**Your goal:**
Answer these questions using the text on the COVID-19 study:
1. Which journal published the study?
2. What position does Soham Gupta hold?
3. In patients with both high ISG expression and severe disease, which parts of metabolism were especially disturbed?

**Study text:**
────────────────────────────────────────

In a Stockholm laboratory, researchers at Karolinska Institutet have upended a fundamental assumption about severe COVID-19: that a stronger antiviral immune response means better protection. Their new study, published in Genome Medicine, reveals instead that disease severity emerges from a complex interplay between antiviral genes, inflammation, metabolism, and how well immune cells actually function—a finding that could reshape how doctors treat the disease.
The team analyzed blood samples from hospitalized COVID-19 patients, focusing on interferon-stimulated genes, or ISGs, which are proteins that help the body fight viral infections. Researchers expected that patients with high ISG expression would fare better, but the data told a different story. Some patients with severe COVID-19 had low ISG expression, while others had high levels, yet both groups experienced similarly poor outcomes. "A strong interferon-stimulated gene signature does not necessarily mean that the immune response is protective," explains Soham Gupta, associate professor at the Department of Laboratory Medicine, Karolinska Institutet. "Our results show that disease severity also depends on inflammation, metabolism and how well innate immune cells function."
The breakthrough came when researchers looked beyond the immune response alone. Among patients with both high ISG expression and severe disease, they discovered additional disturbances in metabolism—particularly in lipid metabolism and energy pathways that control how the body breaks down and uses fat and energy. What's more, experiments showed that plasma from these severely ill patients could actually reduce the activation of certain immune cells, suggesting their immune system was functioning sub-optimally despite visible signs of inflammation and a powerful antiviral gene response.

────────────────────────────────────────

**Supplied data:**
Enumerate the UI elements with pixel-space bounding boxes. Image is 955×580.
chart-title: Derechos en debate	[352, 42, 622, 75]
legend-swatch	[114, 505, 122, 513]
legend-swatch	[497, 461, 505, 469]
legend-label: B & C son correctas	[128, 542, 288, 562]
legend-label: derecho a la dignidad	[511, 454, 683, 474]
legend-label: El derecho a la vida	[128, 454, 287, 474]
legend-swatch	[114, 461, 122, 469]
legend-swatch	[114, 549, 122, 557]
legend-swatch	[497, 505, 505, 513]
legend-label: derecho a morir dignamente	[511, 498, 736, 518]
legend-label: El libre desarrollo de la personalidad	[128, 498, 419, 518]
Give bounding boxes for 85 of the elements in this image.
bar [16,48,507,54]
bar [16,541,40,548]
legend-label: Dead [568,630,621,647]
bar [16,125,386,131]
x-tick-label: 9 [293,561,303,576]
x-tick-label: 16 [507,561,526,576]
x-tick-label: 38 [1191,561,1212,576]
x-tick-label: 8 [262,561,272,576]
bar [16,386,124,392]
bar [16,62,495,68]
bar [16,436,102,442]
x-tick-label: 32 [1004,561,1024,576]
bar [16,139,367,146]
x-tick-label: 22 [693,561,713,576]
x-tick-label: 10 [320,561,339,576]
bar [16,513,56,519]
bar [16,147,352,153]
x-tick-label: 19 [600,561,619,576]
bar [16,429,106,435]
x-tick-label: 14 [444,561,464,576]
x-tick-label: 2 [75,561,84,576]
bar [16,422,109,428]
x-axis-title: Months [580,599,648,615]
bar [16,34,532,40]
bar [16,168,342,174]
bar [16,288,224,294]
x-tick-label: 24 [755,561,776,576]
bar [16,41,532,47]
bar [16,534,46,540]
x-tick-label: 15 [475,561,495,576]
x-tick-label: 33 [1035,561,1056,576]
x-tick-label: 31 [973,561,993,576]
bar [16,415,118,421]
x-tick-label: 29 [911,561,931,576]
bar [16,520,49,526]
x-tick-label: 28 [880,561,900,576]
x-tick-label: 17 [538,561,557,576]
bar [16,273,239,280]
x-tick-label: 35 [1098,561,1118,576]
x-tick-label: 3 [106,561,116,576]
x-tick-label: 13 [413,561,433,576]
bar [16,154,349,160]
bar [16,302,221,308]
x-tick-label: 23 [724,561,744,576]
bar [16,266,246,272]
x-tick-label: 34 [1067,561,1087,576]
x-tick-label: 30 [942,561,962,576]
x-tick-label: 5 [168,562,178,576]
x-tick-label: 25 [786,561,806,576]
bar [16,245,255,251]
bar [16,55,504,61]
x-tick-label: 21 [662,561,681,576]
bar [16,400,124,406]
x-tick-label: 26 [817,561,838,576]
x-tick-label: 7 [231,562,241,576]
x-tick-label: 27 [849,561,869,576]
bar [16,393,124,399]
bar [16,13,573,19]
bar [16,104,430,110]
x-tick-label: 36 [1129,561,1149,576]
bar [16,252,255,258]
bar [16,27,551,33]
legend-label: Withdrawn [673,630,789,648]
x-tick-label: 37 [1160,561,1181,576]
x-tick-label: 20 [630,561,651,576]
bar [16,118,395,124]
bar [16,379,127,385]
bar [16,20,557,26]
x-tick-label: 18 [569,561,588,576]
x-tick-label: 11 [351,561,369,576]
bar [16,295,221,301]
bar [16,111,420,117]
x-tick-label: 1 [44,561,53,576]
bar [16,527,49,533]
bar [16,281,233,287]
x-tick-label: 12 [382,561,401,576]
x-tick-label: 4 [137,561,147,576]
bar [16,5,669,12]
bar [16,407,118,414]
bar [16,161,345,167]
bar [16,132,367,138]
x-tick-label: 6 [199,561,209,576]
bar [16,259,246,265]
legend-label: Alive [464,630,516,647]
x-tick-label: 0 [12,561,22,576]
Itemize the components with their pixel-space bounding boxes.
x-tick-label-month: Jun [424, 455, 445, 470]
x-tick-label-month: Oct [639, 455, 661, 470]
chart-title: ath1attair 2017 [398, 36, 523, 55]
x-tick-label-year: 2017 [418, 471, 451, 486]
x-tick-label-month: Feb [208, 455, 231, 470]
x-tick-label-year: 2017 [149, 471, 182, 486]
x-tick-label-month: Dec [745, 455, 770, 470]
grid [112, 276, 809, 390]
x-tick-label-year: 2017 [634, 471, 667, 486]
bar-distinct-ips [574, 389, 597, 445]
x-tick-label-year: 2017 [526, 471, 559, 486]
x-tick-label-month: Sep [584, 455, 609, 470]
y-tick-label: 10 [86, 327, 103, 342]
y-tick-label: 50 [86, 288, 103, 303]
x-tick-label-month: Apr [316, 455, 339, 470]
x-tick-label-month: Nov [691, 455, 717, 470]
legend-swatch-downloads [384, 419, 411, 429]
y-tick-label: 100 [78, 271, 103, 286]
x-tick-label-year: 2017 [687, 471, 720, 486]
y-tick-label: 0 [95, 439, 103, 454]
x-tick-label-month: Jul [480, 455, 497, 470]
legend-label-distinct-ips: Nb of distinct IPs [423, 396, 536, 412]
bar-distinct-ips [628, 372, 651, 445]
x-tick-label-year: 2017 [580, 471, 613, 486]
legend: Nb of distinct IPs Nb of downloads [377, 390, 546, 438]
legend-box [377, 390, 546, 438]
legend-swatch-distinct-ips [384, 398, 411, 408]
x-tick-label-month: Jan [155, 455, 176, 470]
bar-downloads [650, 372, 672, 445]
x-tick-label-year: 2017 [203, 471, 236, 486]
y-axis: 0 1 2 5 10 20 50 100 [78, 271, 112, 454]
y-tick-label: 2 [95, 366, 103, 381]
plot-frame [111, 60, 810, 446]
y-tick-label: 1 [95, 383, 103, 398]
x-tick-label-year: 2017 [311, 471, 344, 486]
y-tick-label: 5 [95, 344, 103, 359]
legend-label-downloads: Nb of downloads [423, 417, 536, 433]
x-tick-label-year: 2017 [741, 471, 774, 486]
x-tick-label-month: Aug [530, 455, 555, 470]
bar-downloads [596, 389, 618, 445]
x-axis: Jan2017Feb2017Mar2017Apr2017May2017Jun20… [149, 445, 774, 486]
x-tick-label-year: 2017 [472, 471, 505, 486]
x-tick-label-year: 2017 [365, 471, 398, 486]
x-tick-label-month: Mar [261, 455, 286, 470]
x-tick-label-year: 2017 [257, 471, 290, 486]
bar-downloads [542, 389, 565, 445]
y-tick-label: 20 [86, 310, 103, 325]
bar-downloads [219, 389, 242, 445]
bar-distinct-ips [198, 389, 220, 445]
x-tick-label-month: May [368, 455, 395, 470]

────────────────────────────────────────

**Answer to the exercise:**
1. Genome Medicine.
2. Associate professor at the Department of Laboratory Medicine, Karolinska Institutet.
3. Lipid metabolism and the energy pathways that control how the body breaks down and uses fat and energy.